• REQUIRED TASK
Can you reproduce every line of the entries below, character for character, with nothing added or left out?

• GIVEN ENTRIES
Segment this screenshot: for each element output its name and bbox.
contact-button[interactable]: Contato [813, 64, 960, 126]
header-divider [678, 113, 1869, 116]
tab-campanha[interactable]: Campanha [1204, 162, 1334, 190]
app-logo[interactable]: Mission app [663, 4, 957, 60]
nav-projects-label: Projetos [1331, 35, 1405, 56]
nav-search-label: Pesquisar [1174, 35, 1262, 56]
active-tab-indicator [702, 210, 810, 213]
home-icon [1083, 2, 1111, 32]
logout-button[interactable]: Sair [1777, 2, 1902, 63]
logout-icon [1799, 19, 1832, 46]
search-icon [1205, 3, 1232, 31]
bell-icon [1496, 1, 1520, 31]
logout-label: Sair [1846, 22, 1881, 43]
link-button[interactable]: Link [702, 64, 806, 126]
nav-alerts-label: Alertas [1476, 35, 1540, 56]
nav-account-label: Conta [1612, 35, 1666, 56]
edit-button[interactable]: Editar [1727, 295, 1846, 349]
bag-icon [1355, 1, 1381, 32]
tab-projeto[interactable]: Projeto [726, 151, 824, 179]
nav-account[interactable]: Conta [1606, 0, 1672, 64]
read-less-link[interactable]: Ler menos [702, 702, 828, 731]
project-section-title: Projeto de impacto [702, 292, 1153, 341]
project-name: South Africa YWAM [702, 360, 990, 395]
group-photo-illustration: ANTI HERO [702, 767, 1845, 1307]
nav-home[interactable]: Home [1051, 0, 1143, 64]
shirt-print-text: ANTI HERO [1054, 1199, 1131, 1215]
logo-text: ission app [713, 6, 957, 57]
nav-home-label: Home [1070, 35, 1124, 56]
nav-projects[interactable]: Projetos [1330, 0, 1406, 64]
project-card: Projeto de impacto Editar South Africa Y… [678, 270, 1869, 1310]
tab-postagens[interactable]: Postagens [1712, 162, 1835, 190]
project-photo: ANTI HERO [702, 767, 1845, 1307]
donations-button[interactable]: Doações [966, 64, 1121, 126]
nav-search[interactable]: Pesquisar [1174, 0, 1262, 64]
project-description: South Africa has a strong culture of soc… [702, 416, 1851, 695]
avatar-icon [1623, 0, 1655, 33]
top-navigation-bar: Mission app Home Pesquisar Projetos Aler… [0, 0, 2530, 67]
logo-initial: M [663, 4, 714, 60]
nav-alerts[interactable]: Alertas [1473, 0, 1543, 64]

• PROBLEM SOLUTION
Segment this screenshot: for each element output its name and bbox.
contact-button[interactable]: Contato [813, 64, 960, 126]
header-divider [678, 113, 1869, 116]
tab-campanha[interactable]: Campanha [1204, 162, 1334, 190]
app-logo[interactable]: Mission app [663, 4, 957, 60]
nav-projects-label: Projetos [1331, 35, 1405, 56]
nav-search-label: Pesquisar [1174, 35, 1262, 56]
active-tab-indicator [702, 210, 810, 213]
home-icon [1083, 2, 1111, 32]
logout-button[interactable]: Sair [1777, 2, 1902, 63]
logout-icon [1799, 19, 1832, 46]
search-icon [1205, 3, 1232, 31]
bell-icon [1496, 1, 1520, 31]
logout-label: Sair [1846, 22, 1881, 43]
link-button[interactable]: Link [702, 64, 806, 126]
nav-alerts-label: Alertas [1476, 35, 1540, 56]
nav-account-label: Conta [1612, 35, 1666, 56]
edit-button[interactable]: Editar [1727, 295, 1846, 349]
bag-icon [1355, 1, 1381, 32]
tab-projeto[interactable]: Projeto [726, 151, 824, 179]
nav-account[interactable]: Conta [1606, 0, 1672, 64]
read-less-link[interactable]: Ler menos [702, 702, 828, 731]
project-section-title: Projeto de impacto [702, 292, 1153, 341]
project-name: South Africa YWAM [702, 360, 990, 395]
group-photo-illustration: ANTI HERO [702, 767, 1845, 1307]
nav-home[interactable]: Home [1051, 0, 1143, 64]
shirt-print-text: ANTI HERO [1054, 1199, 1131, 1215]
logo-text: ission app [713, 6, 957, 57]
nav-home-label: Home [1070, 35, 1124, 56]
nav-projects[interactable]: Projetos [1330, 0, 1406, 64]
project-card: Projeto de impacto Editar South Africa Y… [678, 270, 1869, 1310]
tab-postagens[interactable]: Postagens [1712, 162, 1835, 190]
project-photo: ANTI HERO [702, 767, 1845, 1307]
donations-button[interactable]: Doações [966, 64, 1121, 126]
nav-search[interactable]: Pesquisar [1174, 0, 1262, 64]
project-description: South Africa has a strong culture of soc… [702, 416, 1851, 695]
avatar-icon [1623, 0, 1655, 33]
top-navigation-bar: Mission app Home Pesquisar Projetos Aler… [0, 0, 2530, 67]
logo-initial: M [663, 4, 714, 60]
nav-alerts[interactable]: Alertas [1473, 0, 1543, 64]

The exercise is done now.